» **Written task**
All the data should come back exactly as it was given.

» **Material shown**
══════════════════════════════

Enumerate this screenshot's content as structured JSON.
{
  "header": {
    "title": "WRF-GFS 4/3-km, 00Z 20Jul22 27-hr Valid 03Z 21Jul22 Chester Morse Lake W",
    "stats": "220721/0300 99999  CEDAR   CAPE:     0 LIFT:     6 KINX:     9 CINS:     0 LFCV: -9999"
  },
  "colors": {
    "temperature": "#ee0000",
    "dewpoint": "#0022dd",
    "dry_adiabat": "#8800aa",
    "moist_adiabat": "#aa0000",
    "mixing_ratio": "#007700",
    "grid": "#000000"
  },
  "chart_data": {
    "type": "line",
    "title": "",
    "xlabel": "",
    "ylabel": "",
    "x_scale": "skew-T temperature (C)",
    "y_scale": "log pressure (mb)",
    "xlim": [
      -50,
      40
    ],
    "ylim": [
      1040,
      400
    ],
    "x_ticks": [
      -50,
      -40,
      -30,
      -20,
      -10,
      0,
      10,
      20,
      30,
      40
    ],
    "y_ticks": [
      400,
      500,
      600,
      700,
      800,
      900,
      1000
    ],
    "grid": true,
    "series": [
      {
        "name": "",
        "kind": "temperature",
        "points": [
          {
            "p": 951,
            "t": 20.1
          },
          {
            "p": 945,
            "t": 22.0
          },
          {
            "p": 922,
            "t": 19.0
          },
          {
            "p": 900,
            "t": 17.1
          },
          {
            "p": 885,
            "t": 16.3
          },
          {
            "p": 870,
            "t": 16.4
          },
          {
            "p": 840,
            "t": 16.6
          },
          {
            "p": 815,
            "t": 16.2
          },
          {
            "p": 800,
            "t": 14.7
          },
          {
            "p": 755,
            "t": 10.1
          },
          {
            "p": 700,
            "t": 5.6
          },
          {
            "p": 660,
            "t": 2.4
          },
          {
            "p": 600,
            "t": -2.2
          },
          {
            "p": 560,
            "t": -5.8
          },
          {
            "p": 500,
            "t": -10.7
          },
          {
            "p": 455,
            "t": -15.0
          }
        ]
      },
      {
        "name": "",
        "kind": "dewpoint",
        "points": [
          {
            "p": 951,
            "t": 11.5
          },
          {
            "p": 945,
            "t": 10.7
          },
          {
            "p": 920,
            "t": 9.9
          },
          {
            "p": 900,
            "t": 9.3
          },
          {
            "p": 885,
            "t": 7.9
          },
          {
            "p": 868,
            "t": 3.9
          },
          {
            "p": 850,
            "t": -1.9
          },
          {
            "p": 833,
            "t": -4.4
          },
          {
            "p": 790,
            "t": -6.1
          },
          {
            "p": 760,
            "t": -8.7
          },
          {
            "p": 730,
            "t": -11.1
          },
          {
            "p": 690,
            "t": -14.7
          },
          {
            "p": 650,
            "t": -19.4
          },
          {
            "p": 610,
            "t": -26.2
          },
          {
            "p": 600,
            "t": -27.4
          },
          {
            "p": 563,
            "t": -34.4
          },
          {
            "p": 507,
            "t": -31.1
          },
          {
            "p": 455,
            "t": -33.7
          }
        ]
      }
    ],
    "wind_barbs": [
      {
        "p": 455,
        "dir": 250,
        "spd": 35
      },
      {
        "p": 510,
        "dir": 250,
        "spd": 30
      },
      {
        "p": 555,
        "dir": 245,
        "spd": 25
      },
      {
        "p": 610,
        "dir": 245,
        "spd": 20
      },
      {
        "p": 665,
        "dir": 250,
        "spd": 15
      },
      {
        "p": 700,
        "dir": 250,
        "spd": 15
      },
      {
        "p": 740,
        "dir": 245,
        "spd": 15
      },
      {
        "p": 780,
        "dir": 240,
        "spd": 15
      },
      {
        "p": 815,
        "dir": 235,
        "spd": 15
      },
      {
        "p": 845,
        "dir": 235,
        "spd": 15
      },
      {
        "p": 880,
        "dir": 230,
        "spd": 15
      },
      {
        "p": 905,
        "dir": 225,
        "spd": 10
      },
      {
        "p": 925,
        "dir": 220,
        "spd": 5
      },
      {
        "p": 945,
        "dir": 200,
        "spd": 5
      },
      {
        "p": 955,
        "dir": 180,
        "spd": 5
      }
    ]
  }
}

══════════════════════════════

» **Result**
Enumerate this screenshot's content as structured JSON.
{
  "header": {
    "title": "WRF-GFS 4/3-km, 00Z 20Jul22 27-hr Valid 03Z 21Jul22 Chester Morse Lake W",
    "stats": "220721/0300 99999  CEDAR   CAPE:     0 LIFT:     6 KINX:     9 CINS:     0 LFCV: -9999"
  },
  "colors": {
    "temperature": "#ee0000",
    "dewpoint": "#0022dd",
    "dry_adiabat": "#8800aa",
    "moist_adiabat": "#aa0000",
    "mixing_ratio": "#007700",
    "grid": "#000000"
  },
  "chart_data": {
    "type": "line",
    "title": "",
    "xlabel": "",
    "ylabel": "",
    "x_scale": "skew-T temperature (C)",
    "y_scale": "log pressure (mb)",
    "xlim": [
      -50,
      40
    ],
    "ylim": [
      1040,
      400
    ],
    "x_ticks": [
      -50,
      -40,
      -30,
      -20,
      -10,
      0,
      10,
      20,
      30,
      40
    ],
    "y_ticks": [
      400,
      500,
      600,
      700,
      800,
      900,
      1000
    ],
    "grid": true,
    "series": [
      {
        "name": "",
        "kind": "temperature",
        "points": [
          {
            "p": 951,
            "t": 20.1
          },
          {
            "p": 945,
            "t": 22.0
          },
          {
            "p": 922,
            "t": 19.0
          },
          {
            "p": 900,
            "t": 17.1
          },
          {
            "p": 885,
            "t": 16.3
          },
          {
            "p": 870,
            "t": 16.4
          },
          {
            "p": 840,
            "t": 16.6
          },
          {
            "p": 815,
            "t": 16.2
          },
          {
            "p": 800,
            "t": 14.7
          },
          {
            "p": 755,
            "t": 10.1
          },
          {
            "p": 700,
            "t": 5.6
          },
          {
            "p": 660,
            "t": 2.4
          },
          {
            "p": 600,
            "t": -2.2
          },
          {
            "p": 560,
            "t": -5.8
          },
          {
            "p": 500,
            "t": -10.7
          },
          {
            "p": 455,
            "t": -15.0
          }
        ]
      },
      {
        "name": "",
        "kind": "dewpoint",
        "points": [
          {
            "p": 951,
            "t": 11.5
          },
          {
            "p": 945,
            "t": 10.7
          },
          {
            "p": 920,
            "t": 9.9
          },
          {
            "p": 900,
            "t": 9.3
          },
          {
            "p": 885,
            "t": 7.9
          },
          {
            "p": 868,
            "t": 3.9
          },
          {
            "p": 850,
            "t": -1.9
          },
          {
            "p": 833,
            "t": -4.4
          },
          {
            "p": 790,
            "t": -6.1
          },
          {
            "p": 760,
            "t": -8.7
          },
          {
            "p": 730,
            "t": -11.1
          },
          {
            "p": 690,
            "t": -14.7
          },
          {
            "p": 650,
            "t": -19.4
          },
          {
            "p": 610,
            "t": -26.2
          },
          {
            "p": 600,
            "t": -27.4
          },
          {
            "p": 563,
            "t": -34.4
          },
          {
            "p": 507,
            "t": -31.1
          },
          {
            "p": 455,
            "t": -33.7
          }
        ]
      }
    ],
    "wind_barbs": [
      {
        "p": 455,
        "dir": 250,
        "spd": 35
      },
      {
        "p": 510,
        "dir": 250,
        "spd": 30
      },
      {
        "p": 555,
        "dir": 245,
        "spd": 25
      },
      {
        "p": 610,
        "dir": 245,
        "spd": 20
      },
      {
        "p": 665,
        "dir": 250,
        "spd": 15
      },
      {
        "p": 700,
        "dir": 250,
        "spd": 15
      },
      {
        "p": 740,
        "dir": 245,
        "spd": 15
      },
      {
        "p": 780,
        "dir": 240,
        "spd": 15
      },
      {
        "p": 815,
        "dir": 235,
        "spd": 15
      },
      {
        "p": 845,
        "dir": 235,
        "spd": 15
      },
      {
        "p": 880,
        "dir": 230,
        "spd": 15
      },
      {
        "p": 905,
        "dir": 225,
        "spd": 10
      },
      {
        "p": 925,
        "dir": 220,
        "spd": 5
      },
      {
        "p": 945,
        "dir": 200,
        "spd": 5
      },
      {
        "p": 955,
        "dir": 180,
        "spd": 5
      }
    ]
  }
}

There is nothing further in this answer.